● FRAGMENTO DEL DOCUMENTO
────────
Con el calificativo de “pobretones” y una seguidilla de palabras soeces, se dirigió una periodista en Medellín a los obreros que le pidieron no caminar por una acera en construcción. Este es uno de los últimos casos del fenómeno “usted no sabe quién soy yo”, que, gracias a los celulares que permiten grabar, han sido difundidos y cuestionados por los colombianos. Cómo no recordar el penoso caso del senador que ante la indicación de un policía de realizarle la prueba de alcoholemia, le gritaba que si no sabía quién era él, como si su investidura fuera patente de corso para menospreciar a la autoridad.

Como lo advertía en mi columna anterior, la inequidad social facilita el desarrollo de conductas inapropiadas que, como un círculo vicioso, ahondan las brechas entre las clases sociales. Una de estas es la cultura del arribismo, que es la pretensión de ser algo que no se es, o quien se enriquece por medios rápidos y sin escrúpulos, manifestada a través de esa ignominiosa frase en la que se le advierte al otro que desconoce a quién se está dirigiendo, como si se tratara de un ser superior e intocable.

Este comportamiento absurdo evoluciona hacia un estadio superior aún más negativo, la aporofobia, que es la fobia a los pobres. Este tema es estudiado por la filósofa española Adela Cortina, que en su libro Aporofobia, el rechazo al pobre, analiza la predisposición de los seres humanos a esta fobia y propone medios para superarla a través de la educación y una democracia más inclusiva y solidaria.
────────
● TAREAS
1 – Nombra a las personas o grupos que protagonizan los dos casos concretos del primer párrafo de la columna sobre el arribismo.
2 – Continúa, por favor, la columna sobre el arribismo a partir de su último párrafo.
Las entradas no hacen falta para resolver nada.
────────
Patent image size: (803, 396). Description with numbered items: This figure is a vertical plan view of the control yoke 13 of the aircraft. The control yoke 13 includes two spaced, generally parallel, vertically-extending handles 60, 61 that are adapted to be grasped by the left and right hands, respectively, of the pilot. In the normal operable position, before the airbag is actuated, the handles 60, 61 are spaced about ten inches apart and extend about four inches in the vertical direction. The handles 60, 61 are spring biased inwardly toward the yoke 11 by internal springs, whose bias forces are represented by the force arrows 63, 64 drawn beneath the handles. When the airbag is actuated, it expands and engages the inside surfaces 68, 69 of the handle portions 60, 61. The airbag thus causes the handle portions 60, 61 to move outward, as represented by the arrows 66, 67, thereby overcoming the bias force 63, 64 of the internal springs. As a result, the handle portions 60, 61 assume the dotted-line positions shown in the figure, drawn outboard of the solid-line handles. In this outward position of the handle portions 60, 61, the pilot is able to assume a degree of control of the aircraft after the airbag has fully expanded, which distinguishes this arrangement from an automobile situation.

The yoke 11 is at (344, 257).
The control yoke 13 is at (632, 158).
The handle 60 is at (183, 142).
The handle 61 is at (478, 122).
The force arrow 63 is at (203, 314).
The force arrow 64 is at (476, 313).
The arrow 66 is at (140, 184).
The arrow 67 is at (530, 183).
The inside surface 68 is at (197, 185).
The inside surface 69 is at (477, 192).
────────
● RESPUESTAS
1 –
- La periodista de Medellín
- Los obreros que le pidieron no caminar por la acera en construcción
- El senador
- El policía que le indicó realizarse la prueba de alcoholemia

2 –
El arribismo es, en síntesis, el desprecio a los demás por hechos inocuos como carecer de recursos económicos, estudios; hacer parte de minorías étnicas, religiosas, de género, o por ejercer empleos domésticos. Hace unos meses, acompañado de unos académicos extranjeros que invité a almorzar, se me indicaba en el comedor de un club social que nuestro conductor no podía sentarse con nosotros en la misma mesa porque era chofer. Ante tal adefesio arribista, me retiré indignado. Días después me tocó volver al mismo sitio y, ya advertido, le presté al conductor mi corbata y mi saco, y no tuvimos ningún inconveniente; y él, con esa picardía costeña, me dijo: “en este mundo materialista lo que vale es la pinta”.

Esta conducta inapropiada se agrava cuando se generaliza a través de estereotipos sociales que, como marquilla, clasifican a la persona: ‘de bien’ si son poseedoras de riqueza y bienes de lujo; y ‘gente mal’ a quien carece de esas capacidades económicas, desconociendo las dotes morales y éticas de la persona. Además del agravio de menospreciar, el arribista carece de solidaridad, niega su cultura y sus orígenes, utiliza lenguaje lleno de extranjerismos y no es auténtico.

Trabajar por una sociedad más incluyente y respetuosa con la dignidad humana es un imperativo para los colombianos, pero esa realidad ampliamente diagnosticada no podrá ser cambiada si seguimos mirando de soslayo a quienes, evidentemente iguales a nosotros, nos abstenemos de apreciar por tener menos riqueza y fortuna.